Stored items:

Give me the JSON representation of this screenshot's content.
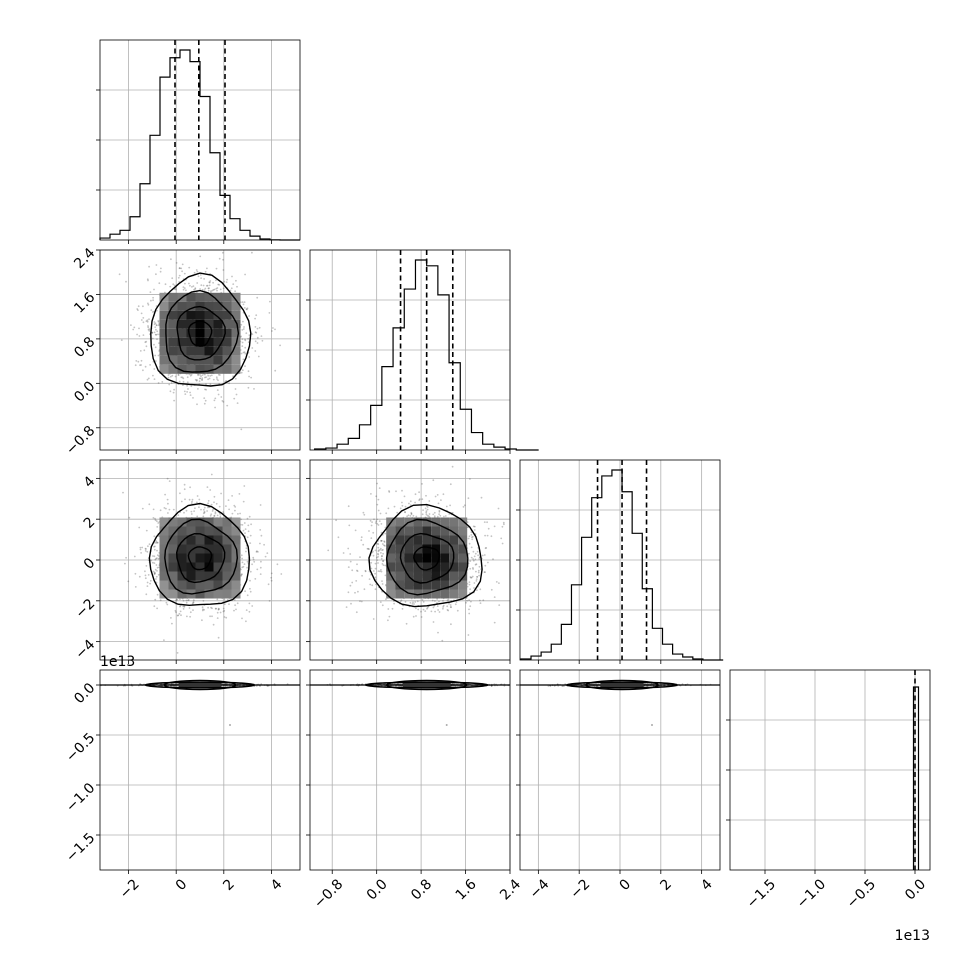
{
  "chart_data": {
    "type": "corner",
    "ndim": 4,
    "quantiles": [
      0.16,
      0.5,
      0.84
    ],
    "parameters": [
      {
        "mean": 1.0,
        "sigma": 1.0,
        "range": [
          -3.2,
          5.2
        ],
        "ticks": [
          -2,
          0,
          2,
          4
        ],
        "tick_labels": [
          "−2",
          "0",
          "2",
          "4"
        ],
        "quantile_values": [
          -0.05,
          0.95,
          2.05
        ],
        "hist_bins": 20,
        "hist_counts": [
          0.01,
          0.03,
          0.05,
          0.12,
          0.29,
          0.54,
          0.84,
          0.94,
          0.98,
          0.92,
          0.74,
          0.45,
          0.23,
          0.11,
          0.05,
          0.02,
          0.005,
          0.001,
          0,
          0
        ],
        "offset_label": ""
      },
      {
        "mean": 0.9,
        "sigma": 0.48,
        "range": [
          -1.2,
          2.4
        ],
        "ticks": [
          -0.8,
          0.0,
          0.8,
          1.6,
          2.4
        ],
        "tick_labels": [
          "−0.8",
          "0.0",
          "0.8",
          "1.6",
          "2.4"
        ],
        "quantile_values": [
          0.43,
          0.9,
          1.37
        ],
        "hist_bins": 20,
        "hist_counts": [
          0.005,
          0.01,
          0.03,
          0.06,
          0.13,
          0.23,
          0.43,
          0.63,
          0.83,
          0.98,
          0.95,
          0.8,
          0.45,
          0.21,
          0.09,
          0.03,
          0.015,
          0.005,
          0,
          0
        ],
        "offset_label": ""
      },
      {
        "mean": 0.1,
        "sigma": 1.18,
        "range": [
          -4.9,
          4.9
        ],
        "ticks": [
          -4,
          -2,
          0,
          2,
          4
        ],
        "tick_labels": [
          "−4",
          "−2",
          "0",
          "2",
          "4"
        ],
        "quantile_values": [
          -1.1,
          0.1,
          1.3
        ],
        "hist_bins": 20,
        "hist_counts": [
          0.005,
          0.02,
          0.04,
          0.08,
          0.18,
          0.38,
          0.62,
          0.82,
          0.93,
          0.96,
          0.85,
          0.64,
          0.36,
          0.16,
          0.08,
          0.03,
          0.015,
          0.005,
          0,
          0
        ],
        "offset_label": ""
      },
      {
        "mean": 0.0,
        "sigma": 0.03,
        "range": [
          -1.85,
          0.15
        ],
        "ticks": [
          -1.5,
          -1.0,
          -0.5,
          0.0
        ],
        "tick_labels": [
          "−1.5",
          "−1.0",
          "−0.5",
          "0.0"
        ],
        "quantile_values": [
          -0.01,
          0.0,
          0.01
        ],
        "hist_bins": 1,
        "hist_counts": [
          1
        ],
        "offset_label": "1e13"
      }
    ],
    "scatter_samples": 1600,
    "contour_levels": 4,
    "grid": true
  }
}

**WRITTEN EXERCISE**
Copy the whole of the material above exactly, but not its images.

**THE REPLY**
Give me the JSON representation of this screenshot's content.
{
  "chart_data": {
    "type": "corner",
    "ndim": 4,
    "quantiles": [
      0.16,
      0.5,
      0.84
    ],
    "parameters": [
      {
        "mean": 1.0,
        "sigma": 1.0,
        "range": [
          -3.2,
          5.2
        ],
        "ticks": [
          -2,
          0,
          2,
          4
        ],
        "tick_labels": [
          "−2",
          "0",
          "2",
          "4"
        ],
        "quantile_values": [
          -0.05,
          0.95,
          2.05
        ],
        "hist_bins": 20,
        "hist_counts": [
          0.01,
          0.03,
          0.05,
          0.12,
          0.29,
          0.54,
          0.84,
          0.94,
          0.98,
          0.92,
          0.74,
          0.45,
          0.23,
          0.11,
          0.05,
          0.02,
          0.005,
          0.001,
          0,
          0
        ],
        "offset_label": ""
      },
      {
        "mean": 0.9,
        "sigma": 0.48,
        "range": [
          -1.2,
          2.4
        ],
        "ticks": [
          -0.8,
          0.0,
          0.8,
          1.6,
          2.4
        ],
        "tick_labels": [
          "−0.8",
          "0.0",
          "0.8",
          "1.6",
          "2.4"
        ],
        "quantile_values": [
          0.43,
          0.9,
          1.37
        ],
        "hist_bins": 20,
        "hist_counts": [
          0.005,
          0.01,
          0.03,
          0.06,
          0.13,
          0.23,
          0.43,
          0.63,
          0.83,
          0.98,
          0.95,
          0.8,
          0.45,
          0.21,
          0.09,
          0.03,
          0.015,
          0.005,
          0,
          0
        ],
        "offset_label": ""
      },
      {
        "mean": 0.1,
        "sigma": 1.18,
        "range": [
          -4.9,
          4.9
        ],
        "ticks": [
          -4,
          -2,
          0,
          2,
          4
        ],
        "tick_labels": [
          "−4",
          "−2",
          "0",
          "2",
          "4"
        ],
        "quantile_values": [
          -1.1,
          0.1,
          1.3
        ],
        "hist_bins": 20,
        "hist_counts": [
          0.005,
          0.02,
          0.04,
          0.08,
          0.18,
          0.38,
          0.62,
          0.82,
          0.93,
          0.96,
          0.85,
          0.64,
          0.36,
          0.16,
          0.08,
          0.03,
          0.015,
          0.005,
          0,
          0
        ],
        "offset_label": ""
      },
      {
        "mean": 0.0,
        "sigma": 0.03,
        "range": [
          -1.85,
          0.15
        ],
        "ticks": [
          -1.5,
          -1.0,
          -0.5,
          0.0
        ],
        "tick_labels": [
          "−1.5",
          "−1.0",
          "−0.5",
          "0.0"
        ],
        "quantile_values": [
          -0.01,
          0.0,
          0.01
        ],
        "hist_bins": 1,
        "hist_counts": [
          1
        ],
        "offset_label": "1e13"
      }
    ],
    "scatter_samples": 1600,
    "contour_levels": 4,
    "grid": true
  }
}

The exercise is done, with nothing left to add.